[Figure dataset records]
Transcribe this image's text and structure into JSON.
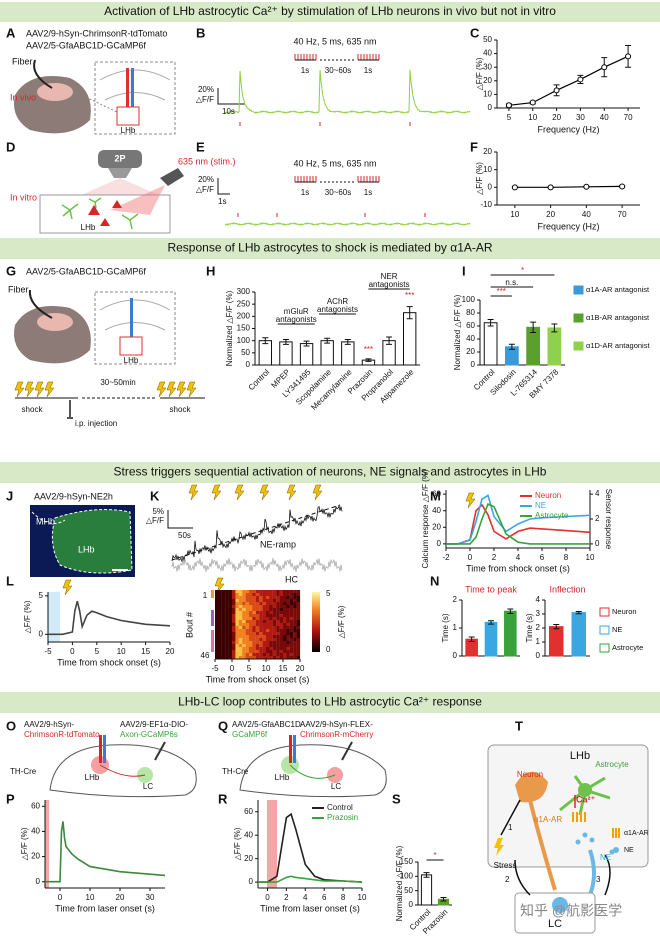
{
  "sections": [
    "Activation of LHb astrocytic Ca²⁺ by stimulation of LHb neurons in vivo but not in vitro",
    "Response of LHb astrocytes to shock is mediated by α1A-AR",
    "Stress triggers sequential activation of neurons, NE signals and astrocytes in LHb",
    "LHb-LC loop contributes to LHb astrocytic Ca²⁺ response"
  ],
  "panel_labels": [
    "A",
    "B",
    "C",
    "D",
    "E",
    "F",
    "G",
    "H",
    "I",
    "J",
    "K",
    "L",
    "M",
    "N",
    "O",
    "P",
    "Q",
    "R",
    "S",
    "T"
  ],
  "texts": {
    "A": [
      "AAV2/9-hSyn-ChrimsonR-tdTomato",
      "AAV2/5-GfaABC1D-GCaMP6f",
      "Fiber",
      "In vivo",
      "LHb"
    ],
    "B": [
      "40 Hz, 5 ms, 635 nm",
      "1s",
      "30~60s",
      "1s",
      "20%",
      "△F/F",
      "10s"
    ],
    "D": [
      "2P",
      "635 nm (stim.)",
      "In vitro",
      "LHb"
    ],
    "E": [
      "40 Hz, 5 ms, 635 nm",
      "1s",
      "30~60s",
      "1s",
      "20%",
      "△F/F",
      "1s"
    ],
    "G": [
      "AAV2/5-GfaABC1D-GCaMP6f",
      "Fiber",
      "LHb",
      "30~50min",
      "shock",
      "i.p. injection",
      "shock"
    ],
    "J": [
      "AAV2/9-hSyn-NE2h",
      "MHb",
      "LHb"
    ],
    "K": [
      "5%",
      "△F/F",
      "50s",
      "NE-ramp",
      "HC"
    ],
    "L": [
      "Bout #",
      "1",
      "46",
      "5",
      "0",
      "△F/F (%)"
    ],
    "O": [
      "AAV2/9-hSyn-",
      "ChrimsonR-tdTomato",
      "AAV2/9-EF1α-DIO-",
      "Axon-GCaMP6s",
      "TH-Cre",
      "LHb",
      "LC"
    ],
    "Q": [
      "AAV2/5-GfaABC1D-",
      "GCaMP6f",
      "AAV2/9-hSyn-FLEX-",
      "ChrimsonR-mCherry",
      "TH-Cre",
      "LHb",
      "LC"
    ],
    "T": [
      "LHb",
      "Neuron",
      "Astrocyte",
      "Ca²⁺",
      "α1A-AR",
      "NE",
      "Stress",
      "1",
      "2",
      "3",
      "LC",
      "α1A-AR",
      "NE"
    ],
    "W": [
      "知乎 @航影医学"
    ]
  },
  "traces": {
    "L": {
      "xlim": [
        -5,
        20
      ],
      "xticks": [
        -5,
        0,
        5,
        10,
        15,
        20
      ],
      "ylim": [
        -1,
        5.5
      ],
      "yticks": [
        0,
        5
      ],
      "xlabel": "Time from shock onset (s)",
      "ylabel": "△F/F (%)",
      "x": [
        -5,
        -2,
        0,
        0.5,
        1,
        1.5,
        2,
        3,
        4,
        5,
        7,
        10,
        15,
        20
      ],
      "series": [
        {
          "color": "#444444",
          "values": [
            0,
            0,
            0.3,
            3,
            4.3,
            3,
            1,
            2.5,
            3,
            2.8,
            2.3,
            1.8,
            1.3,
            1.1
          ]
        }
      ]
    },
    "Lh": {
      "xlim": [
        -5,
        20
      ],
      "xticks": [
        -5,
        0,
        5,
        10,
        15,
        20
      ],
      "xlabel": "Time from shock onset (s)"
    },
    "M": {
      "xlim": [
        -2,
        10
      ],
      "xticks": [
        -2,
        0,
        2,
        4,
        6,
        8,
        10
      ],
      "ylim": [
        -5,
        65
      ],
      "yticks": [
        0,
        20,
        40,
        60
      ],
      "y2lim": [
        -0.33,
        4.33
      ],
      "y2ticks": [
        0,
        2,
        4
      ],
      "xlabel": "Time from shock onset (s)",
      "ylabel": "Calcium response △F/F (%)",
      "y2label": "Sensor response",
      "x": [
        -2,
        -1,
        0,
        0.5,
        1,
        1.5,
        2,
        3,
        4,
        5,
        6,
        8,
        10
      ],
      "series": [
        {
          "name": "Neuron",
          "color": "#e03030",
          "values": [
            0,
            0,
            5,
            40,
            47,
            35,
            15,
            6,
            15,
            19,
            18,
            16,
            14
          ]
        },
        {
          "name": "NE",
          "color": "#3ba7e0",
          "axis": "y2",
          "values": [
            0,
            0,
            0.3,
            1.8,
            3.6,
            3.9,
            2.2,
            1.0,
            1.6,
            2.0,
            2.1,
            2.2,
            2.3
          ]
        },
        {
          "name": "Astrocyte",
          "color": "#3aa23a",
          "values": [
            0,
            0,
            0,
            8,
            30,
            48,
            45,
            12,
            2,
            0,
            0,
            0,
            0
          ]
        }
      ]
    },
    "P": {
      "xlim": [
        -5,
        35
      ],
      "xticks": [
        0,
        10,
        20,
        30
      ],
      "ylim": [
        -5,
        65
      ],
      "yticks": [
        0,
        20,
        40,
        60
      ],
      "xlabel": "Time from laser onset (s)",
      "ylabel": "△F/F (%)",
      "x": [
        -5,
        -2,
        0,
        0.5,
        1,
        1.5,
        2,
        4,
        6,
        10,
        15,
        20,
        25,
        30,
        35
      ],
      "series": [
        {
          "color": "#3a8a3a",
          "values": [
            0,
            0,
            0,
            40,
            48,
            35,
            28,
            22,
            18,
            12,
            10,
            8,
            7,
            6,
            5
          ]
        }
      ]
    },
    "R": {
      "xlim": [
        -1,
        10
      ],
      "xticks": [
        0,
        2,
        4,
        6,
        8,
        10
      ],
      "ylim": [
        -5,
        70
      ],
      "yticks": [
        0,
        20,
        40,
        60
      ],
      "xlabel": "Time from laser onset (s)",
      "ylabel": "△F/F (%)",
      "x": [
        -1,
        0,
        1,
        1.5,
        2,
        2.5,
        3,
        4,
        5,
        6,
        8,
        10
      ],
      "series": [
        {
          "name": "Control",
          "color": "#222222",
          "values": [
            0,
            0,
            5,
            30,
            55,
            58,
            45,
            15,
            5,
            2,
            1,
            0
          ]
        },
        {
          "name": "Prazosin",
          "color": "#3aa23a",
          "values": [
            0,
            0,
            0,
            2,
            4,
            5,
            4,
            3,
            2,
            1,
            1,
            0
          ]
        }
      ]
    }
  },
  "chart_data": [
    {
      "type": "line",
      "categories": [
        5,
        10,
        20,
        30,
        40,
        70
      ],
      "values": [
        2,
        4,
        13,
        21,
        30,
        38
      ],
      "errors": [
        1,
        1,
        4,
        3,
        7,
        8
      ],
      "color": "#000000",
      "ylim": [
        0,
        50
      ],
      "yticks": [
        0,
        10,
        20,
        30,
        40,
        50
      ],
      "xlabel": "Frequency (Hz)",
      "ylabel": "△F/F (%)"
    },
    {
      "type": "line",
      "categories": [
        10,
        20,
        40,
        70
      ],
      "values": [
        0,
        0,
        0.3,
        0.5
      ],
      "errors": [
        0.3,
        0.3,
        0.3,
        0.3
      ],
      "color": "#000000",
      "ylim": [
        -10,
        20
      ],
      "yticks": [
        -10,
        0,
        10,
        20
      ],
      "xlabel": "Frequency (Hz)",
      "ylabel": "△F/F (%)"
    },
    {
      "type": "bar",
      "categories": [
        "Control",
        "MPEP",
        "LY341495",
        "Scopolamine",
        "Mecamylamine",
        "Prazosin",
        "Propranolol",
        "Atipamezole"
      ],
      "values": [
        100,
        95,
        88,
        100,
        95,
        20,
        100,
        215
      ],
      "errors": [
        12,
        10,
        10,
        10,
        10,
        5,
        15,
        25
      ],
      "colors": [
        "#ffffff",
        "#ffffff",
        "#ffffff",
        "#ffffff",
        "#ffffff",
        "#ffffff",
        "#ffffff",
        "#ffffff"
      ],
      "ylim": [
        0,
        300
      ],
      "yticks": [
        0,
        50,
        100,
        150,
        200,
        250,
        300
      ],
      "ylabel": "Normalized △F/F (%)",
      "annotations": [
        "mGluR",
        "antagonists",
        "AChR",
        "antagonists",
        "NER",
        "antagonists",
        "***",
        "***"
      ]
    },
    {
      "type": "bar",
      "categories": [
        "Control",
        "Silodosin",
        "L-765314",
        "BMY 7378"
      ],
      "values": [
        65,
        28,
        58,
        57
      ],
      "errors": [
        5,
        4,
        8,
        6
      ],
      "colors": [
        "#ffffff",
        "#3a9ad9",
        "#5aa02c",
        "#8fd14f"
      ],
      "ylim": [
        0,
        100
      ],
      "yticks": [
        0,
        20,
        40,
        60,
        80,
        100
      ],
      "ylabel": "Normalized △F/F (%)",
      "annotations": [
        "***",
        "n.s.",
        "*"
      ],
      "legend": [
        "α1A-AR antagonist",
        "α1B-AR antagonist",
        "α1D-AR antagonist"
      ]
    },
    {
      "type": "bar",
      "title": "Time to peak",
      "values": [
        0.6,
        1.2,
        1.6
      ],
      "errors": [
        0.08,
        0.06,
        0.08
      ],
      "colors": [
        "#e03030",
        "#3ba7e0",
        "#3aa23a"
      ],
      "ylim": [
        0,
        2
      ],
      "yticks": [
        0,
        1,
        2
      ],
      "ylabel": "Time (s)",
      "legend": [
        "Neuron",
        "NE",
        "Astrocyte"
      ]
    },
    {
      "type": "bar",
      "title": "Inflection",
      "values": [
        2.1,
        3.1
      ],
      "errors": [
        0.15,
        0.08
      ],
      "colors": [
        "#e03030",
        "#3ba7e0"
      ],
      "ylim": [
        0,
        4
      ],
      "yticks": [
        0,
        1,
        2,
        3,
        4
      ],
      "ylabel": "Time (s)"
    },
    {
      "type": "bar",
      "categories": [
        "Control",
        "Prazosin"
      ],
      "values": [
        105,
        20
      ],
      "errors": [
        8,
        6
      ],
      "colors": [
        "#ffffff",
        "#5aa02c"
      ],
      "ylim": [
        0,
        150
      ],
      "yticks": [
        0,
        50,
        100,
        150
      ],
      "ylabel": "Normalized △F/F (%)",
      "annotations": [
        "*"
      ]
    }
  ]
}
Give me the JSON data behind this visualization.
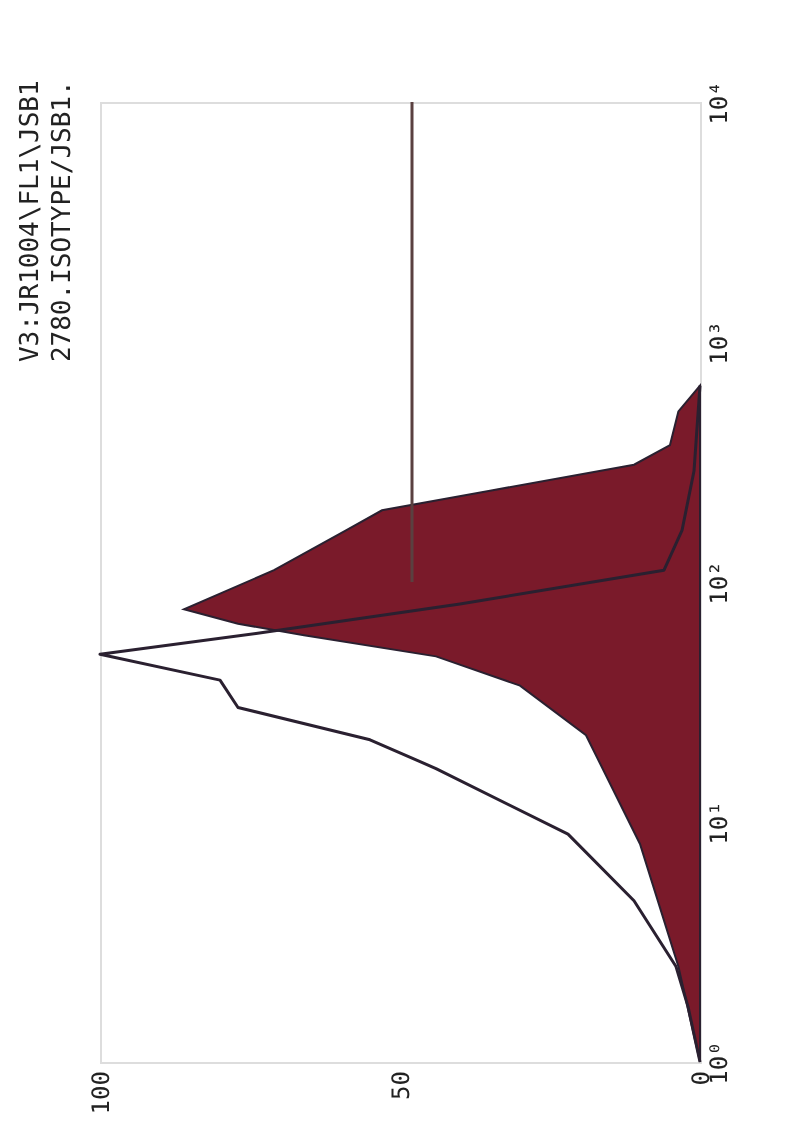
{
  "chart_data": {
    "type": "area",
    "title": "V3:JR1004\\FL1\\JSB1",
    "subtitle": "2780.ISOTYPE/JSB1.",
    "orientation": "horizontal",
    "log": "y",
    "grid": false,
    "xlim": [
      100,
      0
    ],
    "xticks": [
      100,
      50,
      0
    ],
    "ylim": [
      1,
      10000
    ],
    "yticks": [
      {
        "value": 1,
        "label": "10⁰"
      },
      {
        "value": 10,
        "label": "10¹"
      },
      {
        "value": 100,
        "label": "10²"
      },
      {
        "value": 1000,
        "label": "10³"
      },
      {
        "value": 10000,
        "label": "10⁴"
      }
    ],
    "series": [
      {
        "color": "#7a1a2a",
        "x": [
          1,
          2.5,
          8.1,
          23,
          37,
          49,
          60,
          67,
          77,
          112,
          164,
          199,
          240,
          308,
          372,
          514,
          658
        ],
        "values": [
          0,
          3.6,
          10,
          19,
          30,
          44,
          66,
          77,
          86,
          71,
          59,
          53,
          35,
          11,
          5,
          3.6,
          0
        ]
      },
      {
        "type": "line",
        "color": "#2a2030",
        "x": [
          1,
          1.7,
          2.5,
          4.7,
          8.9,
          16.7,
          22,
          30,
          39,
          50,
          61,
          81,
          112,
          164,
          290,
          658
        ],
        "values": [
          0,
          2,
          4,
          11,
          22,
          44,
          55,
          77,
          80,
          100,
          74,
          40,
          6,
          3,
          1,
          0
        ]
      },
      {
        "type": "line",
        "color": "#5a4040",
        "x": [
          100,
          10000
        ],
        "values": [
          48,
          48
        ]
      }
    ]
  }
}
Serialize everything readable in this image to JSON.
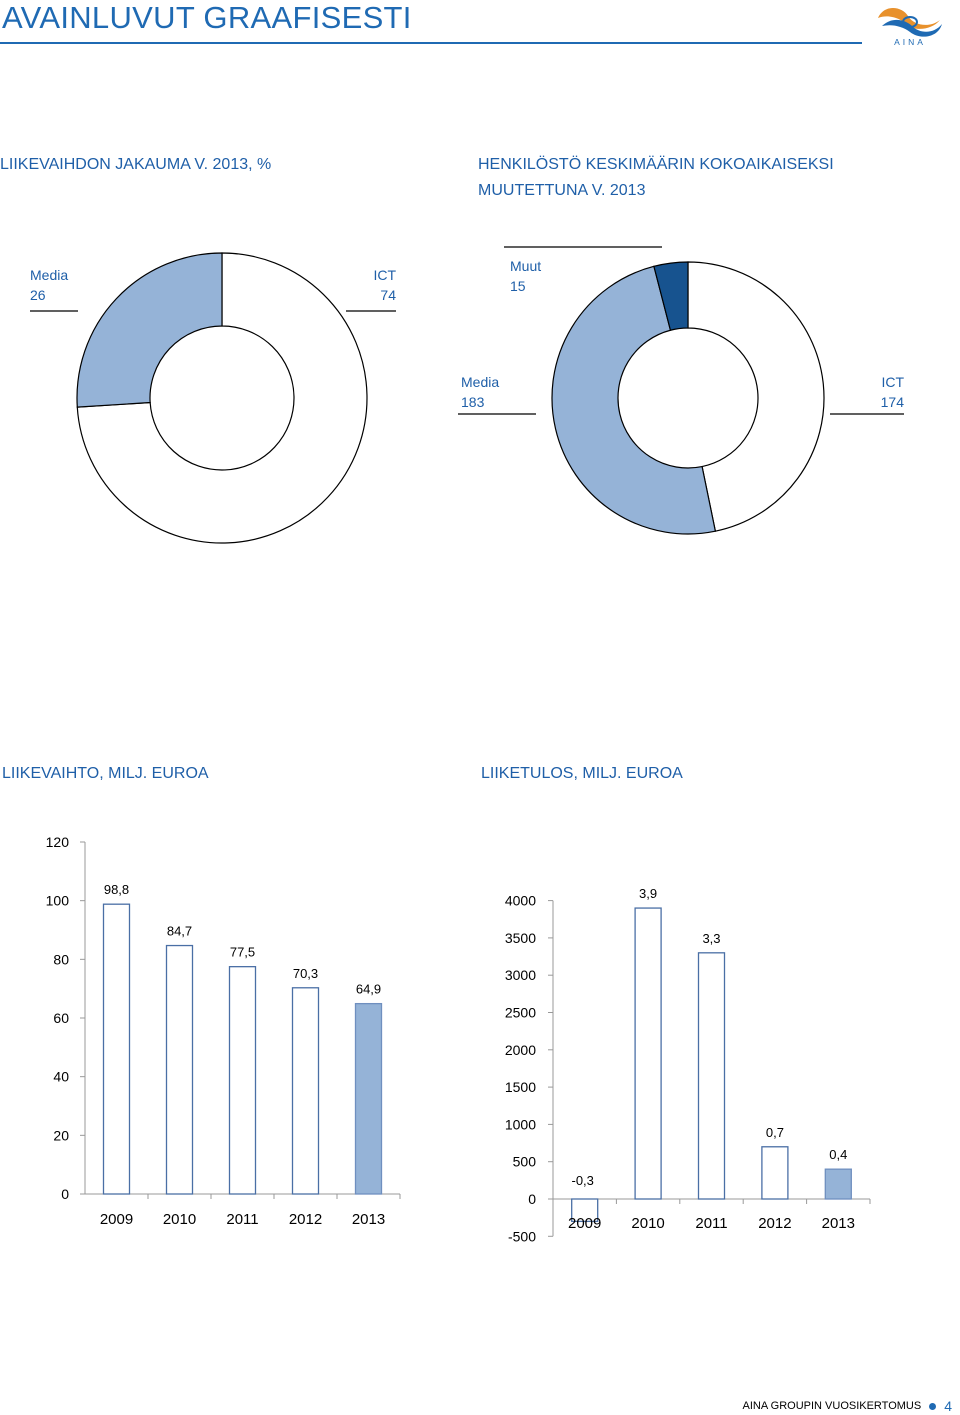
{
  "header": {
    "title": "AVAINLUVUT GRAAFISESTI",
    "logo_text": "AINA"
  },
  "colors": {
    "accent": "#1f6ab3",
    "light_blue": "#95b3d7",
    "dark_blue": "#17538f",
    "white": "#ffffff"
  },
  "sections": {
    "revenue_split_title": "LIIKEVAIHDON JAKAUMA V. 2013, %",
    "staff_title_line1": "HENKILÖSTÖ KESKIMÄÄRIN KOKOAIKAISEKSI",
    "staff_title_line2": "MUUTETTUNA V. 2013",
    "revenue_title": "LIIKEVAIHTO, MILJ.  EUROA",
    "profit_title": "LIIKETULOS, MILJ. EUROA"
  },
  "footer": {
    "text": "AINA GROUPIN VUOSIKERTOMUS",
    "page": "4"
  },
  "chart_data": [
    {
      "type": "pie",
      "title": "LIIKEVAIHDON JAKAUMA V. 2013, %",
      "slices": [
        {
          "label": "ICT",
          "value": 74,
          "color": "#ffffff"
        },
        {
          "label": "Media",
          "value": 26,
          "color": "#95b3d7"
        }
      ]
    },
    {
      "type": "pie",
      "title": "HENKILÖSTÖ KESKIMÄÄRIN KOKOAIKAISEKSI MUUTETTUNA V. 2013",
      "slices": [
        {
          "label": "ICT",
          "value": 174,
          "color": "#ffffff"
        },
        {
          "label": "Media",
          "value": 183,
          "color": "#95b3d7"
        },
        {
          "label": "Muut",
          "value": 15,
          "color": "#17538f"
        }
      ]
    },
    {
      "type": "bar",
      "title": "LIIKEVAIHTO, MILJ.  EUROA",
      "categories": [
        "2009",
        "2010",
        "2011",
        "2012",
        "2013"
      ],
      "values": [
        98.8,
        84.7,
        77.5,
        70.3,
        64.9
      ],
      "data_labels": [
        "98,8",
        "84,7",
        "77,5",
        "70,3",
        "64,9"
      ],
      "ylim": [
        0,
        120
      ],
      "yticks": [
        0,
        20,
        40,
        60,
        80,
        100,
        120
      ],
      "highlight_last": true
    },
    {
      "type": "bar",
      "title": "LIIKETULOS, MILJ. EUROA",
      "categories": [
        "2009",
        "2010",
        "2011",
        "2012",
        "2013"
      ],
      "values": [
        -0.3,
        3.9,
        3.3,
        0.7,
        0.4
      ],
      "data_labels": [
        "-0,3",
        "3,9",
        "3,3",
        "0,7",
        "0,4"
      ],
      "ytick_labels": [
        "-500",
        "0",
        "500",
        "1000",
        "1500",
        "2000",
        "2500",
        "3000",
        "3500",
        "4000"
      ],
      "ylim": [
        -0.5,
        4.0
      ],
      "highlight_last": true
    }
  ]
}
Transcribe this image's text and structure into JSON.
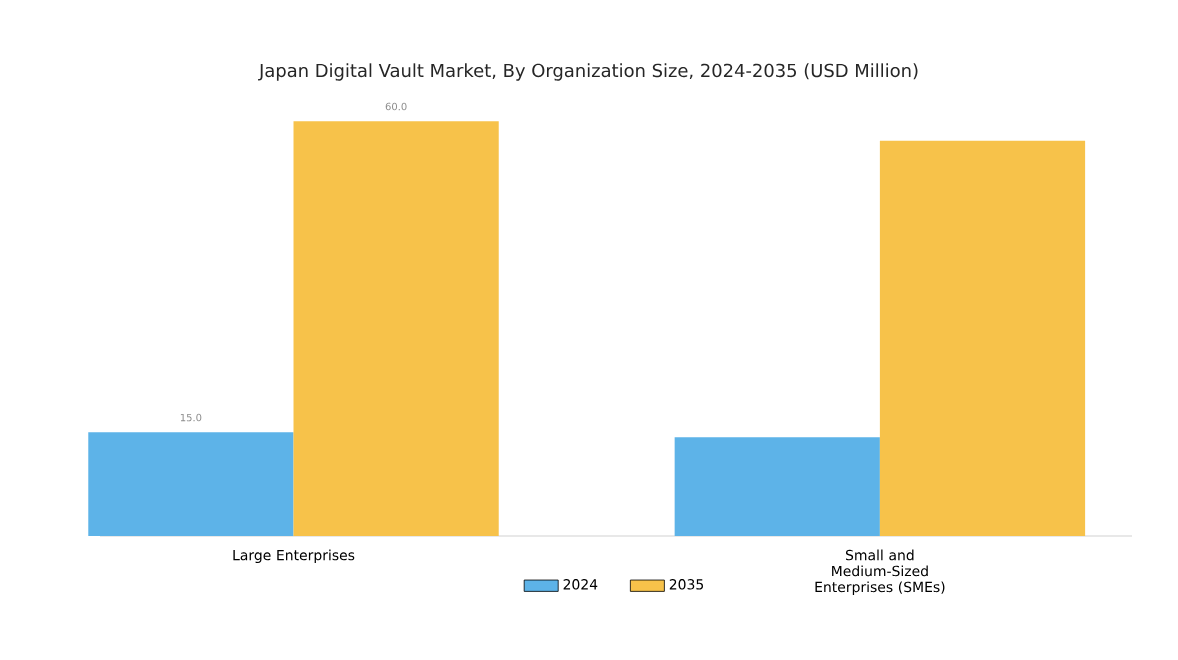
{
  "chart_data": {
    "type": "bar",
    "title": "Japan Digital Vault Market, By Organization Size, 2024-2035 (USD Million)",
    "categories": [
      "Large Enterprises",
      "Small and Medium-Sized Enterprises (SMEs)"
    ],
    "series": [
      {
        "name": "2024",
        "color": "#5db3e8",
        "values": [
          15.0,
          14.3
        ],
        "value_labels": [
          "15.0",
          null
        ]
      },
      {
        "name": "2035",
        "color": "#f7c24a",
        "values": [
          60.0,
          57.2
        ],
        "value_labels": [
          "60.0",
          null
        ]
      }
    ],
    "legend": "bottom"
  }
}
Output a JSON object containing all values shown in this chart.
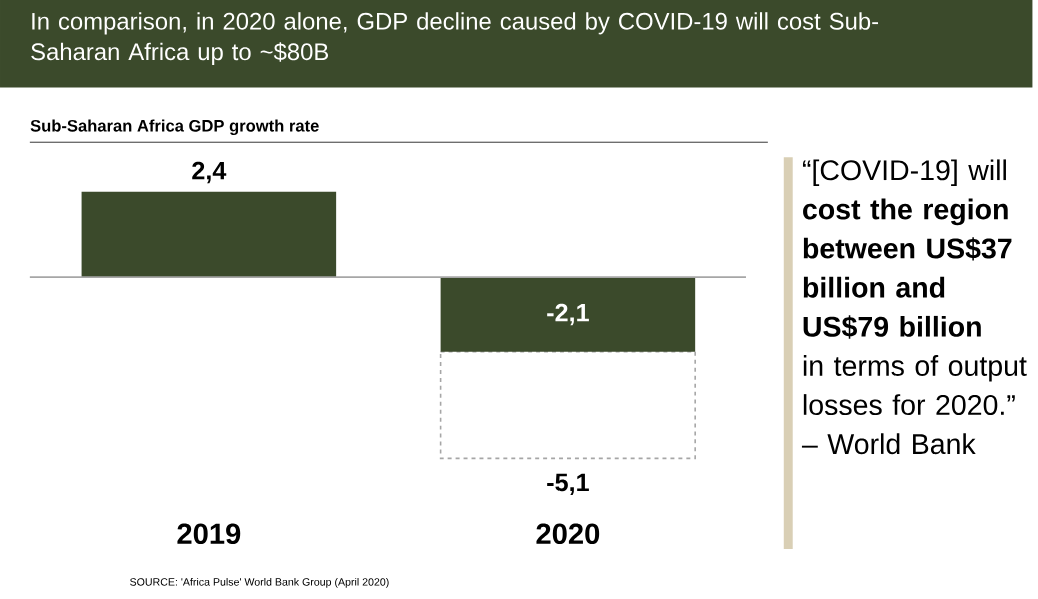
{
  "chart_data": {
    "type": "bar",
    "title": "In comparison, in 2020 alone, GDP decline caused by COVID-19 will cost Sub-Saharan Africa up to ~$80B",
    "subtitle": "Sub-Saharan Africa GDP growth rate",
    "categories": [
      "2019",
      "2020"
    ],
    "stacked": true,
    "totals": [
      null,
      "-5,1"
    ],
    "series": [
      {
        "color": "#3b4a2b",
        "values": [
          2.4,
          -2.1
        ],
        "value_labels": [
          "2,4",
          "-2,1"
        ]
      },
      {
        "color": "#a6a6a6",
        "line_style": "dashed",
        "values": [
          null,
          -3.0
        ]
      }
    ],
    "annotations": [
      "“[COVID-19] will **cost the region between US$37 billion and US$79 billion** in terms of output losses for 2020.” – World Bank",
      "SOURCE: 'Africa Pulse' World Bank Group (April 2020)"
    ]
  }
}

SHORT EXERCISE: Which lines contain the word "AINA"? Copy each one.

FINISHED ANSWER:
    "logo_text": "AINA"
    "text": "AINA GROUPIN VUOSIKERTOMUS",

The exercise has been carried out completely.